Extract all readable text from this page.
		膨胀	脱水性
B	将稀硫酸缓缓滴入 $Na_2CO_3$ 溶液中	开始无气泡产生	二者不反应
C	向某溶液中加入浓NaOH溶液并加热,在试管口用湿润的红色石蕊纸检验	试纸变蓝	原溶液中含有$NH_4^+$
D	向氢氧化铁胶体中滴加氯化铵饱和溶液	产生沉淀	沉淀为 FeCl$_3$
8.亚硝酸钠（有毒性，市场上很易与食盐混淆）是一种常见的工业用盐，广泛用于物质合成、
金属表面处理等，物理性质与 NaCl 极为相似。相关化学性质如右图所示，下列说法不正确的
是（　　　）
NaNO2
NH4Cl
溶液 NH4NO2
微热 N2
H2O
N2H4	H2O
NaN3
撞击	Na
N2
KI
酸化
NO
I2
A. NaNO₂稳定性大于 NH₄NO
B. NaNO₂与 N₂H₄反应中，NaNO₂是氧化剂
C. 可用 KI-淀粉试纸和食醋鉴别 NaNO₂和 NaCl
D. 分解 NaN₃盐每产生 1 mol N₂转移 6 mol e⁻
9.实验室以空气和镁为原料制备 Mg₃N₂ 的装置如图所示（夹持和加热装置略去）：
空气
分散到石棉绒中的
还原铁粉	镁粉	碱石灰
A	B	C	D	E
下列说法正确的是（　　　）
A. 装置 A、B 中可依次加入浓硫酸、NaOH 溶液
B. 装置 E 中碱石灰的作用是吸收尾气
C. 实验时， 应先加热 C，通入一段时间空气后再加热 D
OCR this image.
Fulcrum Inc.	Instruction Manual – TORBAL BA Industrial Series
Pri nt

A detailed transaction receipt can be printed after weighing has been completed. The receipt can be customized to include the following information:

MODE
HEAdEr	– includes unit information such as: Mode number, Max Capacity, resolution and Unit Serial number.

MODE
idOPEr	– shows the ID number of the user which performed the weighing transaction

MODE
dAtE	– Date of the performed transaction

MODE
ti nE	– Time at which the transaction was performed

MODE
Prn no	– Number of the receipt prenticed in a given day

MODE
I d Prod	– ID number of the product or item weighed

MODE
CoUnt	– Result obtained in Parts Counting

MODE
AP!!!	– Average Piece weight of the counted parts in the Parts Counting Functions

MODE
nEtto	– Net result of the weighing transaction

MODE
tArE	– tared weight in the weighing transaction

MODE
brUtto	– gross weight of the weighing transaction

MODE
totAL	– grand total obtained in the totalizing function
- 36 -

**What needs to be done:**
Give every line of the material again, exactly as it reads.

**Task solution:**
Extract all readable text from this page.
		膨胀	脱水性
B	将稀硫酸缓缓滴入 $Na_2CO_3$ 溶液中	开始无气泡产生	二者不反应
C	向某溶液中加入浓NaOH溶液并加热,在试管口用湿润的红色石蕊纸检验	试纸变蓝	原溶液中含有$NH_4^+$
D	向氢氧化铁胶体中滴加氯化铵饱和溶液	产生沉淀	沉淀为 FeCl$_3$
8.亚硝酸钠（有毒性，市场上很易与食盐混淆）是一种常见的工业用盐，广泛用于物质合成、
金属表面处理等，物理性质与 NaCl 极为相似。相关化学性质如右图所示，下列说法不正确的
是（　　　）
NaNO2
NH4Cl
溶液 NH4NO2
微热 N2
H2O
N2H4	H2O
NaN3
撞击	Na
N2
KI
酸化
NO
I2
A. NaNO₂稳定性大于 NH₄NO
B. NaNO₂与 N₂H₄反应中，NaNO₂是氧化剂
C. 可用 KI-淀粉试纸和食醋鉴别 NaNO₂和 NaCl
D. 分解 NaN₃盐每产生 1 mol N₂转移 6 mol e⁻
9.实验室以空气和镁为原料制备 Mg₃N₂ 的装置如图所示（夹持和加热装置略去）：
空气
分散到石棉绒中的
还原铁粉	镁粉	碱石灰
A	B	C	D	E
下列说法正确的是（　　　）
A. 装置 A、B 中可依次加入浓硫酸、NaOH 溶液
B. 装置 E 中碱石灰的作用是吸收尾气
C. 实验时， 应先加热 C，通入一段时间空气后再加热 D
OCR this image.
Fulcrum Inc.	Instruction Manual – TORBAL BA Industrial Series
Pri nt

A detailed transaction receipt can be printed after weighing has been completed. The receipt can be customized to include the following information:

MODE
HEAdEr	– includes unit information such as: Mode number, Max Capacity, resolution and Unit Serial number.

MODE
idOPEr	– shows the ID number of the user which performed the weighing transaction

MODE
dAtE	– Date of the performed transaction

MODE
ti nE	– Time at which the transaction was performed

MODE
Prn no	– Number of the receipt prenticed in a given day

MODE
I d Prod	– ID number of the product or item weighed

MODE
CoUnt	– Result obtained in Parts Counting

MODE
AP!!!	– Average Piece weight of the counted parts in the Parts Counting Functions

MODE
nEtto	– Net result of the weighing transaction

MODE
tArE	– tared weight in the weighing transaction

MODE
brUtto	– gross weight of the weighing transaction

MODE
totAL	– grand total obtained in the totalizing function
- 36 -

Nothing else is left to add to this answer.